**THE PROBLEM**
All lines holding the string "name" are to be shown.

**ROWS**
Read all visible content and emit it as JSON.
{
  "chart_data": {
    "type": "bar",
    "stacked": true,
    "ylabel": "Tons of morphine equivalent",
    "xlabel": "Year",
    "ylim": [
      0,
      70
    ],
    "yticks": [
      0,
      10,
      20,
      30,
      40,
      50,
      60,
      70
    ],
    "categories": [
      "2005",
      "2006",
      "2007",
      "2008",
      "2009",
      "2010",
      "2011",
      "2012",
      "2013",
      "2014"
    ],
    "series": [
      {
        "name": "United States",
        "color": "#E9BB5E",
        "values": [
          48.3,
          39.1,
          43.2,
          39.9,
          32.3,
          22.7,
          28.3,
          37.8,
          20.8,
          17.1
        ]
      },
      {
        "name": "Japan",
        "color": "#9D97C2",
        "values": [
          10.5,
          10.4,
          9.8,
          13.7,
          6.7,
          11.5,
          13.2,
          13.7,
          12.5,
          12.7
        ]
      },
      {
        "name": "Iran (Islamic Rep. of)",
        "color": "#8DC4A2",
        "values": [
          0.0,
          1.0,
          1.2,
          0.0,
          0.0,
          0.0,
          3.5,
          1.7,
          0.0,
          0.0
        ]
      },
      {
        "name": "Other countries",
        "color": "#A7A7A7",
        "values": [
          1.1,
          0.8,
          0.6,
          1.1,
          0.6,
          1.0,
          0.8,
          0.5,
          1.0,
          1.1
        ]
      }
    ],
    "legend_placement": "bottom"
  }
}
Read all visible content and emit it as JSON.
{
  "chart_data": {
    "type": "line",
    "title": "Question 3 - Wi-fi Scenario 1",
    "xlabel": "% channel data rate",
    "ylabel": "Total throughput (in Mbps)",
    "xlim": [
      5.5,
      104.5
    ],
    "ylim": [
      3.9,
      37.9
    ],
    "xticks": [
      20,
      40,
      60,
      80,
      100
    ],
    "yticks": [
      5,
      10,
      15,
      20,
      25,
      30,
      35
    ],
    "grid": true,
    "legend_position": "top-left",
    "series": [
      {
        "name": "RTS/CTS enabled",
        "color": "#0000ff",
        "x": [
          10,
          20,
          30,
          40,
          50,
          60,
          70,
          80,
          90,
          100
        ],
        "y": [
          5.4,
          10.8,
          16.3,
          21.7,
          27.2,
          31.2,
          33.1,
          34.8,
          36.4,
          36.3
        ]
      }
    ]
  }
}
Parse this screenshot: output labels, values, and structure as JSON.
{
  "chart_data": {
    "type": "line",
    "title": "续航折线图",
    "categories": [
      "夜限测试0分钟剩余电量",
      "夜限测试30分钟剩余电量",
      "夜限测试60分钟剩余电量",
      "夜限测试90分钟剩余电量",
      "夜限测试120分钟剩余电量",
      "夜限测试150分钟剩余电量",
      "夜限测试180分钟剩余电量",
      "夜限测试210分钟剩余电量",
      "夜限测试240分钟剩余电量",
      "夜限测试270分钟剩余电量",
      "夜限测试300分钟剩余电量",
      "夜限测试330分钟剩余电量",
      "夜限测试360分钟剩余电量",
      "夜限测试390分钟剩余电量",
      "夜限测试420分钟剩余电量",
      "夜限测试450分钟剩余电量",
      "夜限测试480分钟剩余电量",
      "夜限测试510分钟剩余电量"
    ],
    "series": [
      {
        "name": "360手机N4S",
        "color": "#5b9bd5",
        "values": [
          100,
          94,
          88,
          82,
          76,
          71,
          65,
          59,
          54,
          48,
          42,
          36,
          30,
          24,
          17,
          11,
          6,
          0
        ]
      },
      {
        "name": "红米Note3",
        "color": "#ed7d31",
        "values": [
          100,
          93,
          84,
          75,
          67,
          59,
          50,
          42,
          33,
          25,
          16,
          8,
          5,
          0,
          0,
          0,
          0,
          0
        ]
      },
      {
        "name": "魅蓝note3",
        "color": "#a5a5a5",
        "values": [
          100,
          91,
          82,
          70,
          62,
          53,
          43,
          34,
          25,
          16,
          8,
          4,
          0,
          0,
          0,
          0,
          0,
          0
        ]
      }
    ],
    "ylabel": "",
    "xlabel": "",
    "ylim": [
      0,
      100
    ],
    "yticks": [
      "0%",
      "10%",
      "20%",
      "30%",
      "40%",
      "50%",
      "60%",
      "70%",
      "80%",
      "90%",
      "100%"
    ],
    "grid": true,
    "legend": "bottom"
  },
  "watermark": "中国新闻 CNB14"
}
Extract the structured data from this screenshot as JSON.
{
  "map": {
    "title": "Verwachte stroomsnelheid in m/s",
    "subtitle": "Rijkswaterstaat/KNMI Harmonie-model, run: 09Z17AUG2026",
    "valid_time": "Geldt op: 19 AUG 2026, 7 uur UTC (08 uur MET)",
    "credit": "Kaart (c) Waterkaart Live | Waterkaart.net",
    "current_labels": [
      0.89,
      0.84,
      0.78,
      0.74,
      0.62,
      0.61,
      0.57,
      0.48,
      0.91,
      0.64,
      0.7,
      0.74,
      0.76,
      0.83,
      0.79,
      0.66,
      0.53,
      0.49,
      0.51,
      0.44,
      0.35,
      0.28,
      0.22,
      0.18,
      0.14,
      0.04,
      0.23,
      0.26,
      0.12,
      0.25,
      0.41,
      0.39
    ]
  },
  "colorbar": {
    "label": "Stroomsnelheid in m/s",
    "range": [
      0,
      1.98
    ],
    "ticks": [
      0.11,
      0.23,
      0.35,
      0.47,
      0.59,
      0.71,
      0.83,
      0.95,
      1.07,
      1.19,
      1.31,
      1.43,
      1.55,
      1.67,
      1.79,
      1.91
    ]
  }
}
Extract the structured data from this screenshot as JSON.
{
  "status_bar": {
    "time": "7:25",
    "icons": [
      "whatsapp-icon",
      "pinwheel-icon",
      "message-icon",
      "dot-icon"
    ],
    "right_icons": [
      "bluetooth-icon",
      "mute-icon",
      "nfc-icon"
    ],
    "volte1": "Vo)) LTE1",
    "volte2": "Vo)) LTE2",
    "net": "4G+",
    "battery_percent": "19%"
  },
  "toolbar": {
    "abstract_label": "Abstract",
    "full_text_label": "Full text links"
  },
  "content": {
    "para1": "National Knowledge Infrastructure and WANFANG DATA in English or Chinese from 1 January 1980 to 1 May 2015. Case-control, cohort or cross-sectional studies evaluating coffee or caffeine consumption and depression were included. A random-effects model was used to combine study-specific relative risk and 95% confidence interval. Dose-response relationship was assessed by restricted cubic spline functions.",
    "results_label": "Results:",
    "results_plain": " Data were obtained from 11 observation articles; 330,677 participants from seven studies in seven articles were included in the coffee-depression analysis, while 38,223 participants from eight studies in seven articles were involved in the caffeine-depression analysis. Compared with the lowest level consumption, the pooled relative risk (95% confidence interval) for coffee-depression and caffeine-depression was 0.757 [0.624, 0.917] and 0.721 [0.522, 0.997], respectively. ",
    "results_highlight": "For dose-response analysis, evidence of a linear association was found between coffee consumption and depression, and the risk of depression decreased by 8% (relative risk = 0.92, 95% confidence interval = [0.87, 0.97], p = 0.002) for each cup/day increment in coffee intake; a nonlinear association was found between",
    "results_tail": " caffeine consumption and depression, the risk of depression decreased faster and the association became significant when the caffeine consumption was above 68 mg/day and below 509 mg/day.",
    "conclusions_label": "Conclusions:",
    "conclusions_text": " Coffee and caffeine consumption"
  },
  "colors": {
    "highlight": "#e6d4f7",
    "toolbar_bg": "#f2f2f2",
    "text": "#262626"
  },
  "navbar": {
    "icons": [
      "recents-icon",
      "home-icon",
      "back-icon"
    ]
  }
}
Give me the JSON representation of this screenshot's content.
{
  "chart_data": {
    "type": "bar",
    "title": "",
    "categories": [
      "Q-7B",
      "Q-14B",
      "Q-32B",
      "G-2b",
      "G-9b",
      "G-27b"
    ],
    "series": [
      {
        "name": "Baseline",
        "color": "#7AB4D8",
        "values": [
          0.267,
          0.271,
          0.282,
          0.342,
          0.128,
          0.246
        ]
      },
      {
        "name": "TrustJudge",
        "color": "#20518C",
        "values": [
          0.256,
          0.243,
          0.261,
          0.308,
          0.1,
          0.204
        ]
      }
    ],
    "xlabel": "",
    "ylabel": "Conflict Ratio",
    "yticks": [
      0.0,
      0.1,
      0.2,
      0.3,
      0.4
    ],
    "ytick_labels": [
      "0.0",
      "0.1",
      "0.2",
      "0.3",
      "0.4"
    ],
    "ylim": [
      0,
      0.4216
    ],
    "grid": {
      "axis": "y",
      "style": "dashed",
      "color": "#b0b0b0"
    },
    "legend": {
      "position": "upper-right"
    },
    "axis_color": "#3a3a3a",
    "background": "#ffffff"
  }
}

**EXERCISE OUTPUT**
        "name": "United States",
        "name": "Japan",
        "name": "Iran (Islamic Rep. of)",
        "name": "Other countries",
        "name": "RTS/CTS enabled",
        "name": "360手机N4S",
        "name": "红米Note3",
        "name": "魅蓝note3",
        "name": "Baseline",
        "name": "TrustJudge",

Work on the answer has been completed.